Work to be completed
Report how many lines in the records below contain the word "Datensätze". Give only the number.

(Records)
++++++++
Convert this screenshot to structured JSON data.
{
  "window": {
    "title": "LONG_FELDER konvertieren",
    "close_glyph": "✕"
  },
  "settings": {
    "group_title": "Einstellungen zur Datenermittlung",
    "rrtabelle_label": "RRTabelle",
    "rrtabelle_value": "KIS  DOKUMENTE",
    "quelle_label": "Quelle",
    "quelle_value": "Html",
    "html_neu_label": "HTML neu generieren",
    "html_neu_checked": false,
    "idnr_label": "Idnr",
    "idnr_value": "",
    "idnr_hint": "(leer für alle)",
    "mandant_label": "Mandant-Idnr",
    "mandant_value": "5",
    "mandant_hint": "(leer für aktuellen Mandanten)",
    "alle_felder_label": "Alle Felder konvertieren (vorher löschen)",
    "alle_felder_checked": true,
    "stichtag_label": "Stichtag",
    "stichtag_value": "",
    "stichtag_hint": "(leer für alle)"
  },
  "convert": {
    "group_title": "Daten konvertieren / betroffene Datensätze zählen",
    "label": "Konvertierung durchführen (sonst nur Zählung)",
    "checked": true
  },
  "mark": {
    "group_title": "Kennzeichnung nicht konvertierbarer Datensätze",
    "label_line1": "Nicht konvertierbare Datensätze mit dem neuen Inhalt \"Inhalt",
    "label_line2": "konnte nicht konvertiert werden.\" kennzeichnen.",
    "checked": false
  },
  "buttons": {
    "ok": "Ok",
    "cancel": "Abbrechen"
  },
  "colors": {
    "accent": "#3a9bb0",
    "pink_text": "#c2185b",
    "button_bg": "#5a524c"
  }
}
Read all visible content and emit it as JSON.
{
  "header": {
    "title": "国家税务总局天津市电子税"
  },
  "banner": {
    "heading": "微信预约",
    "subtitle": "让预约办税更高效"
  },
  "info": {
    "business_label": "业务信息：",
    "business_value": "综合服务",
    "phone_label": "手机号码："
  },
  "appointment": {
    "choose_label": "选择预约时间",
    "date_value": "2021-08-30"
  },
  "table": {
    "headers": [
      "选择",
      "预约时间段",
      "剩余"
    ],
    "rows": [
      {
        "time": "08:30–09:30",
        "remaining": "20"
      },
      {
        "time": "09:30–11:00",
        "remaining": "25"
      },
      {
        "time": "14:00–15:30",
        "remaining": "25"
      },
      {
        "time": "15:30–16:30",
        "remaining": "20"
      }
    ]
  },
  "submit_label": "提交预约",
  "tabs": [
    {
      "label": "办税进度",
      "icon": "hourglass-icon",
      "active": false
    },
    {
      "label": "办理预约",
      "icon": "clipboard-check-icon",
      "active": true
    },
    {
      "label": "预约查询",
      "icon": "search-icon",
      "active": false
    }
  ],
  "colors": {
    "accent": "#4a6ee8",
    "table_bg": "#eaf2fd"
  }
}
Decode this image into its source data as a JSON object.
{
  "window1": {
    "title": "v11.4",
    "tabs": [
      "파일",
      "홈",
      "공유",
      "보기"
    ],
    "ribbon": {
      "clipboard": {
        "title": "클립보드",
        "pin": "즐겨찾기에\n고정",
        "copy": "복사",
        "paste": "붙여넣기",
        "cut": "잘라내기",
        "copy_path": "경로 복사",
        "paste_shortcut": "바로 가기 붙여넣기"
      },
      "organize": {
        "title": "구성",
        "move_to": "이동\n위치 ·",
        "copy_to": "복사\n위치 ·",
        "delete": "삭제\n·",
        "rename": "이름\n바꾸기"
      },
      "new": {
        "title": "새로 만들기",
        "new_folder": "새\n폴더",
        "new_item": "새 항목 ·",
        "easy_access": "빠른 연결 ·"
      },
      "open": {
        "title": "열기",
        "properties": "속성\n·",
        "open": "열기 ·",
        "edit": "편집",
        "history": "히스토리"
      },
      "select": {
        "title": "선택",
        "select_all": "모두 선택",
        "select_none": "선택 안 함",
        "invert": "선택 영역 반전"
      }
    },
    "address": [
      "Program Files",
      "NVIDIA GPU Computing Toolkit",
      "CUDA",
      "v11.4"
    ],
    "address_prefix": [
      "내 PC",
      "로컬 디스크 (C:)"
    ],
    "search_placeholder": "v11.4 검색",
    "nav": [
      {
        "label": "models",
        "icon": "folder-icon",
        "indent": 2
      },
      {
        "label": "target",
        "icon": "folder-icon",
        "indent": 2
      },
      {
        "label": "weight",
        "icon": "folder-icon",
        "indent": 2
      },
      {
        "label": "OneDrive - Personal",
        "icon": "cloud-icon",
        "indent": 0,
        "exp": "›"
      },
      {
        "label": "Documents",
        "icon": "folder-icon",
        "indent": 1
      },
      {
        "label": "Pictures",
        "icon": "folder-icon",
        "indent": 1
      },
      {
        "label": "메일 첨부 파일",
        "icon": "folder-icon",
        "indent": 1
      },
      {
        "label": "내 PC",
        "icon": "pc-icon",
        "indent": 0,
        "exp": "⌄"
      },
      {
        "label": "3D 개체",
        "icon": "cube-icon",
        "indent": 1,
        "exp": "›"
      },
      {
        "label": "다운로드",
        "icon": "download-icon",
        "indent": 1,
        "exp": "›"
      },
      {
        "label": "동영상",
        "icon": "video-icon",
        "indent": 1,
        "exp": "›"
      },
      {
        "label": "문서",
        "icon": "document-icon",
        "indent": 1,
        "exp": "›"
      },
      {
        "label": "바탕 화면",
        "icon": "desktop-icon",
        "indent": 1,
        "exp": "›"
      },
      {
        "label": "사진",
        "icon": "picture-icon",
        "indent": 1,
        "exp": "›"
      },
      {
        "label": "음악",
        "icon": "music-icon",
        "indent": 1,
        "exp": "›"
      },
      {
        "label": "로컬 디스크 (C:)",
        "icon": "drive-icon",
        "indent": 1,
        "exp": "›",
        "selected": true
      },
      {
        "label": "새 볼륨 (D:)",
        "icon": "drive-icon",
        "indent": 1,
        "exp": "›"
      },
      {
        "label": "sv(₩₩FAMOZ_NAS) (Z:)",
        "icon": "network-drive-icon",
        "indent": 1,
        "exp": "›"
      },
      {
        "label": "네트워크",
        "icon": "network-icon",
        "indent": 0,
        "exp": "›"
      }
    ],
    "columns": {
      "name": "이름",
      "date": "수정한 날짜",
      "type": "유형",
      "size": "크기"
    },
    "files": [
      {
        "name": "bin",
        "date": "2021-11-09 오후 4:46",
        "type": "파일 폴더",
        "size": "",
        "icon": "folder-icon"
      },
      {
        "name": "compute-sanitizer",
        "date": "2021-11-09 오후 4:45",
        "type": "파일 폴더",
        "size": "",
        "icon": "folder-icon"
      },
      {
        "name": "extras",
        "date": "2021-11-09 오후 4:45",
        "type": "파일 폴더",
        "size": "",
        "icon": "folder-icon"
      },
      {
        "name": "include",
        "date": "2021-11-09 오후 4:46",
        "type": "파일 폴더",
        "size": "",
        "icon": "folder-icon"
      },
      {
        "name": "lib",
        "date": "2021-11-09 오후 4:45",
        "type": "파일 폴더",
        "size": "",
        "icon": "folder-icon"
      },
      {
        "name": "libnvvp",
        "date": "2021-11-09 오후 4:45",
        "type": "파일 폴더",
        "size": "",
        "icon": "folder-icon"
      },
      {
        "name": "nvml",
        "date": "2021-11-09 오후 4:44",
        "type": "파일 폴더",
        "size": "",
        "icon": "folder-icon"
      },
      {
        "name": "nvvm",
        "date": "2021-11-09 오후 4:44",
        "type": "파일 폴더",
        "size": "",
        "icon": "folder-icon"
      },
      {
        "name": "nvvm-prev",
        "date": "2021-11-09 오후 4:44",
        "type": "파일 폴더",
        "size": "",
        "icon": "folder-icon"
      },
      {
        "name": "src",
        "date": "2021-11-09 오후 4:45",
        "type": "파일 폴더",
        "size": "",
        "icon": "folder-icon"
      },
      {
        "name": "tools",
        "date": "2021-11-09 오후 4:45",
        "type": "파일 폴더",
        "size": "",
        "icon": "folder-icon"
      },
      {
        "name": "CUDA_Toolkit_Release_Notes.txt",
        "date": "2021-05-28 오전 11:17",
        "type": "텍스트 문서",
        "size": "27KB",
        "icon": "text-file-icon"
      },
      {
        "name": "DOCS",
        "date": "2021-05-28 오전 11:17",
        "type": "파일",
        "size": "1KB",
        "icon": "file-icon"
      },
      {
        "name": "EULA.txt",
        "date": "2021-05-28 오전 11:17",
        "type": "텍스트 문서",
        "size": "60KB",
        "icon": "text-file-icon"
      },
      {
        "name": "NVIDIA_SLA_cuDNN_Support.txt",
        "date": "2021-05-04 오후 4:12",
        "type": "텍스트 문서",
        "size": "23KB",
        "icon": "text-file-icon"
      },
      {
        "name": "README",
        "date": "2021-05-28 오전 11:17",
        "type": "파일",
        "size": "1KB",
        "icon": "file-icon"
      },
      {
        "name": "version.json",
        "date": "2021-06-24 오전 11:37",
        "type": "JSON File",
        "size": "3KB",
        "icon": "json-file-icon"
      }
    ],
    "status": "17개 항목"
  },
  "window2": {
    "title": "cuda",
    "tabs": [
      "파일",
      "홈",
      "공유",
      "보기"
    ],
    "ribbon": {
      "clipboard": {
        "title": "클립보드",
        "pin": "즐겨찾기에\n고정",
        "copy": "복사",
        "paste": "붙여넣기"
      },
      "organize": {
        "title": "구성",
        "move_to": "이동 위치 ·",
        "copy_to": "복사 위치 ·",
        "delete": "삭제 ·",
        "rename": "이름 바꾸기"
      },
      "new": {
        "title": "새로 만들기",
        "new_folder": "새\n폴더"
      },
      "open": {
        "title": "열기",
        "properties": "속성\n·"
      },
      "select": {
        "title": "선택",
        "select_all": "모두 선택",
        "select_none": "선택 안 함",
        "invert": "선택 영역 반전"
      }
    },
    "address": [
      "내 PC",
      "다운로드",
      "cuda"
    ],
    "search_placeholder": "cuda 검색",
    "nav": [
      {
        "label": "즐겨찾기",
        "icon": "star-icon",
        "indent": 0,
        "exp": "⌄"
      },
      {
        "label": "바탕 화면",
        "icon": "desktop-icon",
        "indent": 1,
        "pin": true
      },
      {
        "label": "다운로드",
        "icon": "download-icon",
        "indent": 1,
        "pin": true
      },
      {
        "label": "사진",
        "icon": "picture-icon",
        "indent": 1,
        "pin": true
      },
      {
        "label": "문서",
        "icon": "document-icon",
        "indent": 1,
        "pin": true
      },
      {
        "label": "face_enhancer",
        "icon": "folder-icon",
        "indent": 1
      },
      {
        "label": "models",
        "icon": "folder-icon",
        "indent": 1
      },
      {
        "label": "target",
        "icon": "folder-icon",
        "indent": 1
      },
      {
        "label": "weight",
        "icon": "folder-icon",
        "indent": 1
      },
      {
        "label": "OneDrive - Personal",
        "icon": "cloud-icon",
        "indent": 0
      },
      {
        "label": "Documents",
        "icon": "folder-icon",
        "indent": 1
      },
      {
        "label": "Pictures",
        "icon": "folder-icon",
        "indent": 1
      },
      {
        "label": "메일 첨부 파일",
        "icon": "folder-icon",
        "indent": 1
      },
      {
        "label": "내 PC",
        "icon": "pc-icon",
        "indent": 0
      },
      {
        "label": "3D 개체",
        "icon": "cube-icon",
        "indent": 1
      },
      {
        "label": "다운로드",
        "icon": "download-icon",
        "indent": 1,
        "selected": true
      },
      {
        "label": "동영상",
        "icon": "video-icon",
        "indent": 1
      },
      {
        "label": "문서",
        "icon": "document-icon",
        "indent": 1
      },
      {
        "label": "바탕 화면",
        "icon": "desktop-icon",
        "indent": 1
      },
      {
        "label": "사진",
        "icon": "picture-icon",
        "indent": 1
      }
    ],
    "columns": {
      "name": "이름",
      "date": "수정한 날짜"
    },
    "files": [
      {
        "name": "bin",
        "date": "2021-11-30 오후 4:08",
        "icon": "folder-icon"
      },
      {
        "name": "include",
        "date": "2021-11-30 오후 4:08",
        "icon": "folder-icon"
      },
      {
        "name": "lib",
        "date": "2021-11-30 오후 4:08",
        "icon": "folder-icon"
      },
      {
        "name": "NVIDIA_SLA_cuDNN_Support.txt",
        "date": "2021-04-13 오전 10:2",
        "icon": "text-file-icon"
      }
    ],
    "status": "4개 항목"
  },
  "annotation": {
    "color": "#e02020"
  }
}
++++++++
Solution
3